__Task statement__: Report the number of lines containing "your", with no other words.
— START OF Record extracts —
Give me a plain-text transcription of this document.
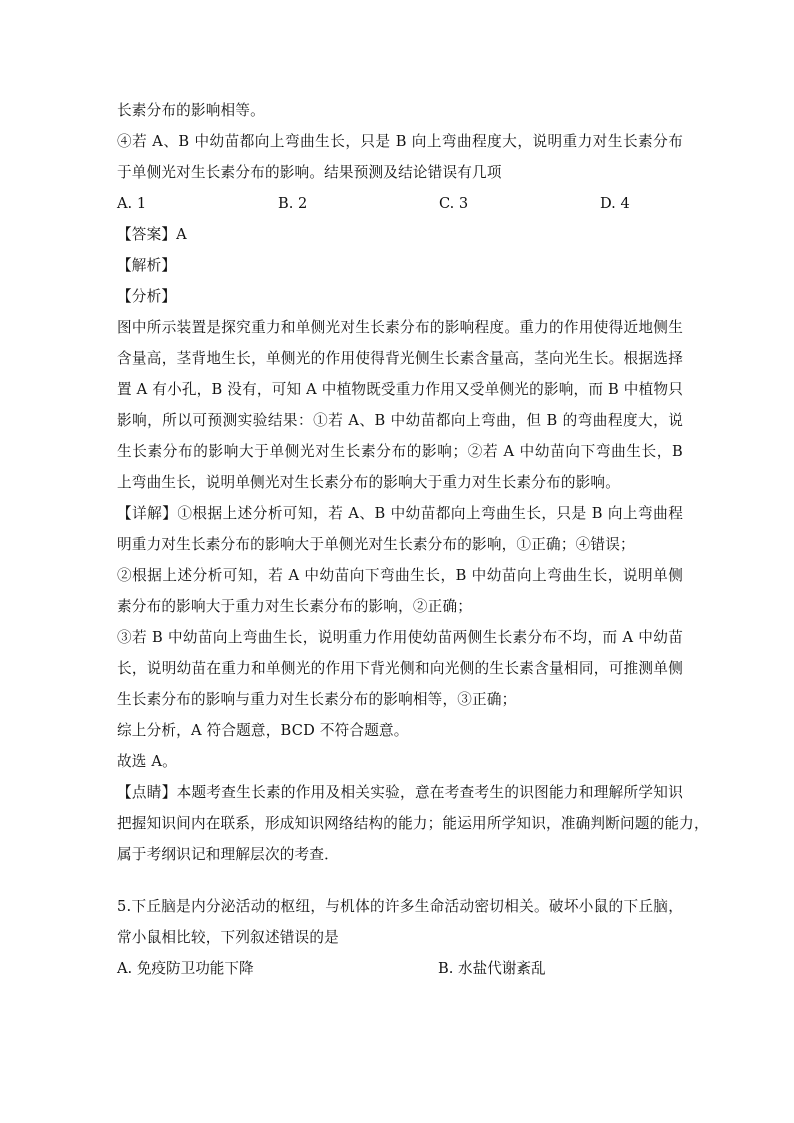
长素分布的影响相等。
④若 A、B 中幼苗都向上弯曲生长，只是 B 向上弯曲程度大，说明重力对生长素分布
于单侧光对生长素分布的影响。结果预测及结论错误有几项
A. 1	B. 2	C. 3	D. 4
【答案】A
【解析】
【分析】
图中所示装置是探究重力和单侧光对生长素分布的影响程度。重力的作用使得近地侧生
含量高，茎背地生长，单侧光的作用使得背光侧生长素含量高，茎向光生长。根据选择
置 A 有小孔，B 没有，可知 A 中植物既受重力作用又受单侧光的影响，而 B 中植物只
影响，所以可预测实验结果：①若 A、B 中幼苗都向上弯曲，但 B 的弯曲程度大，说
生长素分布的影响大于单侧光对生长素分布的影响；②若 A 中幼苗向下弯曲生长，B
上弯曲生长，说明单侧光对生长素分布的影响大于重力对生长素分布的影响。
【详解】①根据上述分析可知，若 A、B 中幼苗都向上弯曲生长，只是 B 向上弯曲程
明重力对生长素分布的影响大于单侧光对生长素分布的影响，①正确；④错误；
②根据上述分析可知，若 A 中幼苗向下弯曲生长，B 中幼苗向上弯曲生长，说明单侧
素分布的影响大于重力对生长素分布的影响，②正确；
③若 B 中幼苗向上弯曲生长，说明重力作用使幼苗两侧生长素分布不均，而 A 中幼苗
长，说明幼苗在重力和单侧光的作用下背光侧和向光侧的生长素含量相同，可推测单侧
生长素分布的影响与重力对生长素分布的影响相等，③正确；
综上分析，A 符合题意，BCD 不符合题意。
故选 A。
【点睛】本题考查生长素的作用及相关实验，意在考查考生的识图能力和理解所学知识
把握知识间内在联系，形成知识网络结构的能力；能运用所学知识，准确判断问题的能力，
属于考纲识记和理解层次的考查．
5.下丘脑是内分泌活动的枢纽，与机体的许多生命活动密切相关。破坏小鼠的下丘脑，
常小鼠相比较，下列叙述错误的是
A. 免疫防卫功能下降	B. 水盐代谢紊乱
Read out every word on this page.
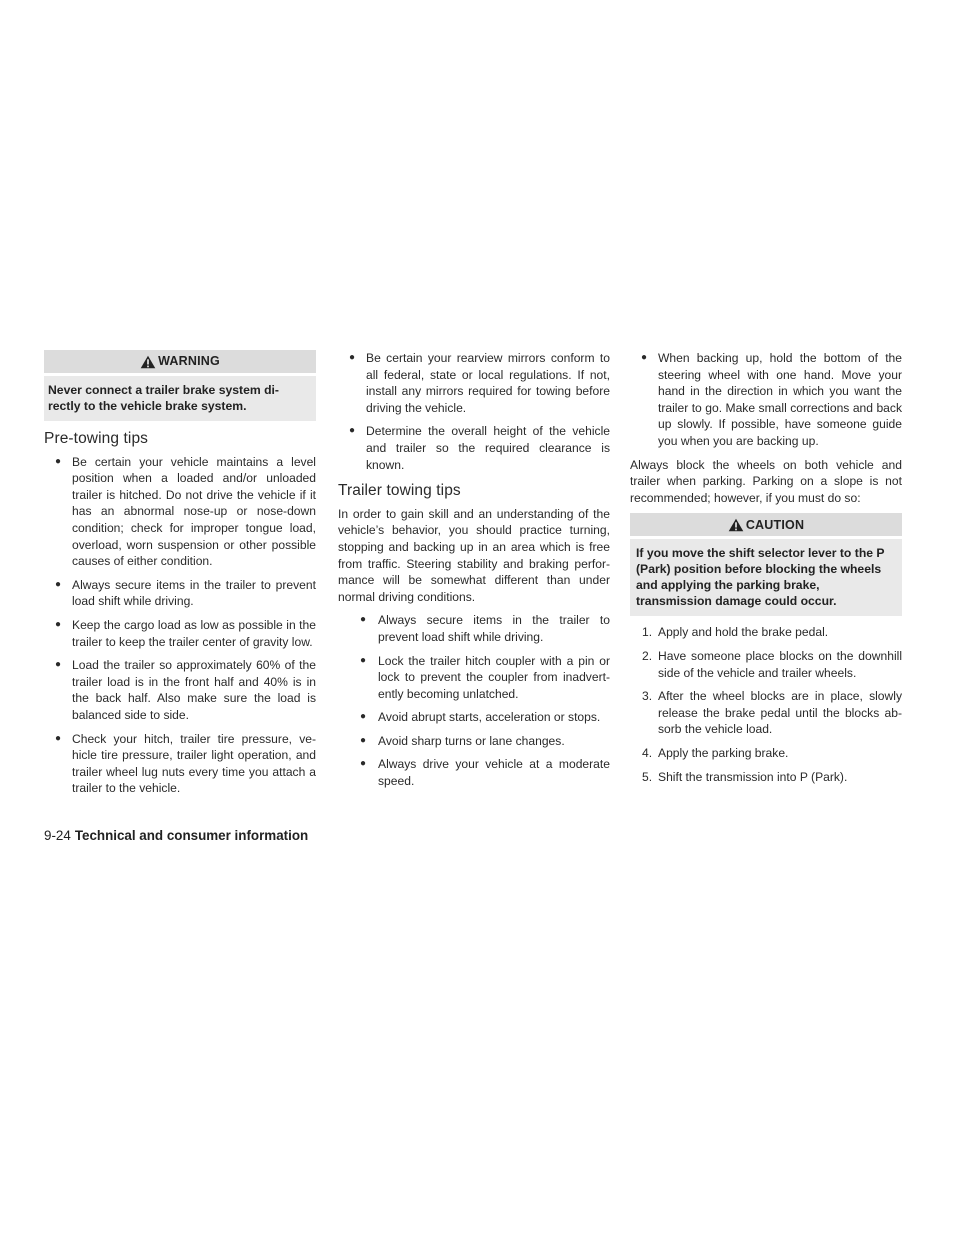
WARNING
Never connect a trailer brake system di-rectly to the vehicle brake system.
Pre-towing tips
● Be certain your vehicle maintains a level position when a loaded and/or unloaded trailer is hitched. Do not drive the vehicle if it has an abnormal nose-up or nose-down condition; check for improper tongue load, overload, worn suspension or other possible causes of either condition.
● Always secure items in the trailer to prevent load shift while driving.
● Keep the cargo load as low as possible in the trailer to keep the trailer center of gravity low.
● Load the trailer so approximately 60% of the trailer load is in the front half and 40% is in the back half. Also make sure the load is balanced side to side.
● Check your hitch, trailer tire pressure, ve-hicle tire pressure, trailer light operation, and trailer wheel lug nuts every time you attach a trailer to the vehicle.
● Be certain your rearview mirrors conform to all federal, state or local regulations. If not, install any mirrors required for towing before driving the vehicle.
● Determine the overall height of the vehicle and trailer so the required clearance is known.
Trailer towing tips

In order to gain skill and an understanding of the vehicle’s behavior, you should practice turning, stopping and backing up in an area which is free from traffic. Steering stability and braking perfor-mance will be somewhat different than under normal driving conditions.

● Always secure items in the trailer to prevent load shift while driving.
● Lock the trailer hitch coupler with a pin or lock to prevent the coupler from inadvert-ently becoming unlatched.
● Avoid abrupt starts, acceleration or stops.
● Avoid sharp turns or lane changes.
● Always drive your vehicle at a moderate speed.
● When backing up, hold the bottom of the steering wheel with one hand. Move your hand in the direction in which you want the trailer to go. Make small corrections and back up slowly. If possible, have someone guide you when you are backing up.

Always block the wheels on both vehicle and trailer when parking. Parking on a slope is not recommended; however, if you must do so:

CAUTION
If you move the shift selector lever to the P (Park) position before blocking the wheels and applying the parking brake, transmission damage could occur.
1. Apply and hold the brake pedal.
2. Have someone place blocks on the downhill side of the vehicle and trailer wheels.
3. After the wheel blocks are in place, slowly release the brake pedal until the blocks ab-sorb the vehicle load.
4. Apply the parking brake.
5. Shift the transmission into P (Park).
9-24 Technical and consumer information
— END OF Record extracts —
— START OF Record extracts —
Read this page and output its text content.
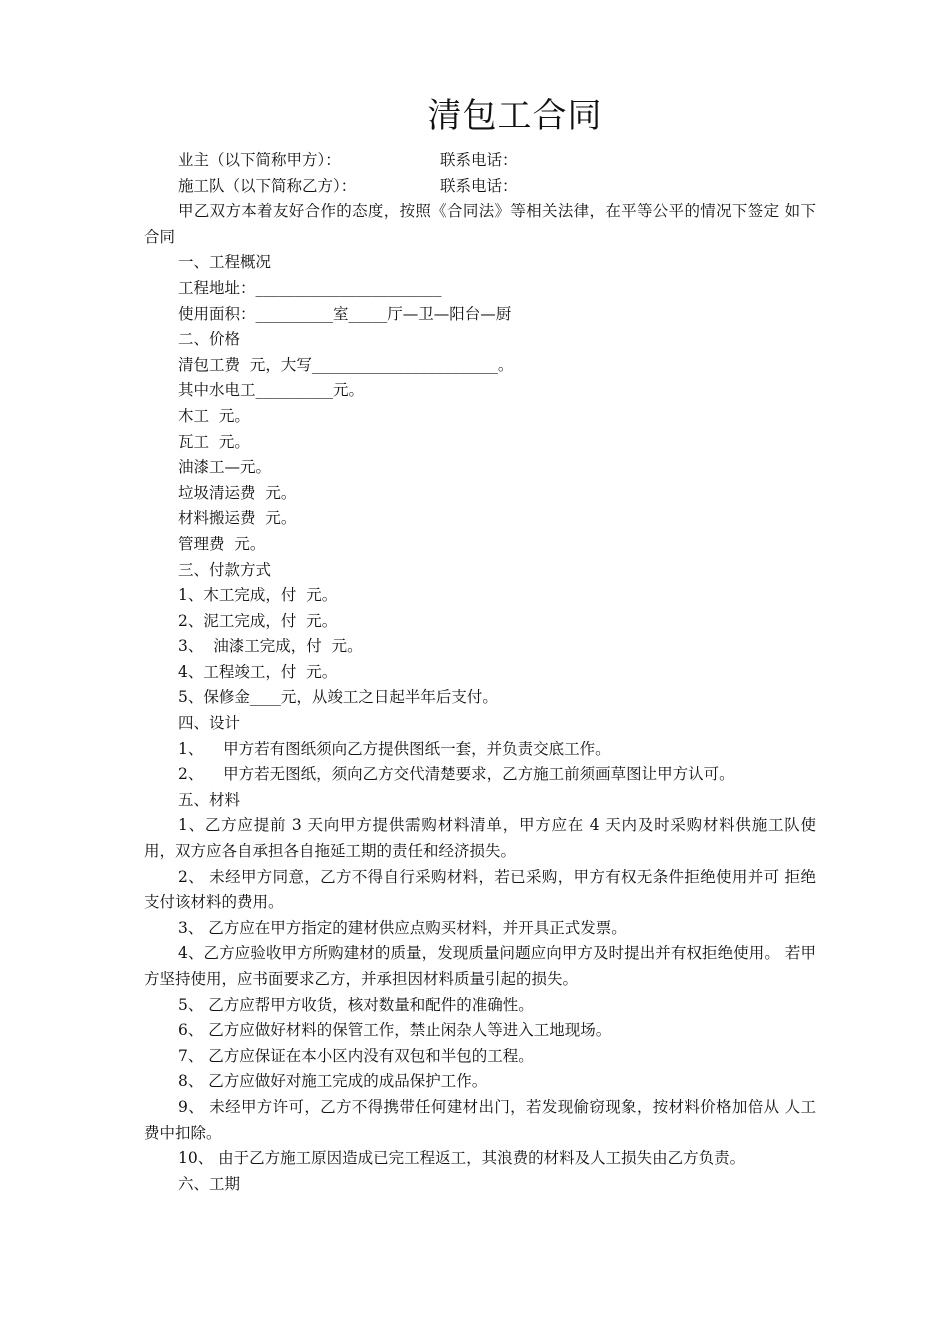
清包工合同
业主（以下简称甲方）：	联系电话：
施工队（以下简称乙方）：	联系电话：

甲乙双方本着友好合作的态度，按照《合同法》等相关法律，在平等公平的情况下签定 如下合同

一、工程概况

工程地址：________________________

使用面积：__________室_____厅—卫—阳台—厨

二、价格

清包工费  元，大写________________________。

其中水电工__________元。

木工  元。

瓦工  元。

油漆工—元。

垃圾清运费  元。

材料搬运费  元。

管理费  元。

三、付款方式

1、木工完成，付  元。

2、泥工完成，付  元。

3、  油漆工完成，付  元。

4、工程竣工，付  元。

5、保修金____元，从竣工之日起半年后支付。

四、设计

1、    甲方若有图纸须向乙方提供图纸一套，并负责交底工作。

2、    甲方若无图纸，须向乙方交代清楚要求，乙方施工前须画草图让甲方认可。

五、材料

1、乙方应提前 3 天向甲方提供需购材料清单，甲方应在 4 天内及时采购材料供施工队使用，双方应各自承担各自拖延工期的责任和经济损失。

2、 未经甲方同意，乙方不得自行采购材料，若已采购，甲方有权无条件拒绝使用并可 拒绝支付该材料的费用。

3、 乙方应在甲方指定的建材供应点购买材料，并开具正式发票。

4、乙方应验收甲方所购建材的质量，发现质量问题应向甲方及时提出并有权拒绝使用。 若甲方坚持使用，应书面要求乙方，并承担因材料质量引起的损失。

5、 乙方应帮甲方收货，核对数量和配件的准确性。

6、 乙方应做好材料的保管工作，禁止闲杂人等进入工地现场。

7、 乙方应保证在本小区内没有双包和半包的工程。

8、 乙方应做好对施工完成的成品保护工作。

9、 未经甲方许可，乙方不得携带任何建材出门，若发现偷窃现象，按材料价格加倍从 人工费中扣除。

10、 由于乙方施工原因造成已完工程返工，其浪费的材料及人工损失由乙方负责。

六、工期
— END OF Record extracts —
— START OF Record extracts —
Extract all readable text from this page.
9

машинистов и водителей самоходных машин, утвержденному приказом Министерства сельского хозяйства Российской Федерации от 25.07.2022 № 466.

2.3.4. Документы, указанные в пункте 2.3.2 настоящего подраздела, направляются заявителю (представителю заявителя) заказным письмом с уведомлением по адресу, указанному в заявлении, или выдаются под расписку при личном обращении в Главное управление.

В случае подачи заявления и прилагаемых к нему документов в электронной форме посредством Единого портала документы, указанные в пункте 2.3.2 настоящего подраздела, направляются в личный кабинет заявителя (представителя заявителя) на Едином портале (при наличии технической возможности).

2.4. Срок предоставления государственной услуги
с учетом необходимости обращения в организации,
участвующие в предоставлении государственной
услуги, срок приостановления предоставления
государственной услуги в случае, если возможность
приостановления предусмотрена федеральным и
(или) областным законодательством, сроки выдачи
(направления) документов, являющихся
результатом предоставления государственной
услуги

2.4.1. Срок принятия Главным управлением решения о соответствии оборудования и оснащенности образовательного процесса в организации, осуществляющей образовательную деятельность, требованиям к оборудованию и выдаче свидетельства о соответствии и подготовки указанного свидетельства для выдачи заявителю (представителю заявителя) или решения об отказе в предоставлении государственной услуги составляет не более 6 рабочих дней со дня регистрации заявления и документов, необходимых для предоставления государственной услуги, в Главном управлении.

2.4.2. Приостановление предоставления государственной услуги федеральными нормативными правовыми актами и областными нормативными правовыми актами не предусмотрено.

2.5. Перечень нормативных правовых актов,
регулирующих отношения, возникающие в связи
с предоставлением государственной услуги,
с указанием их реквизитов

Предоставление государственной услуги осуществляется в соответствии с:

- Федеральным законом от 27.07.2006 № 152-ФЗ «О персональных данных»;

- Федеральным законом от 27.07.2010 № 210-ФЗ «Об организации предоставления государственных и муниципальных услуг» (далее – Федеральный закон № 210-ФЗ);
— END OF Record extracts —
__Exercise response__: 5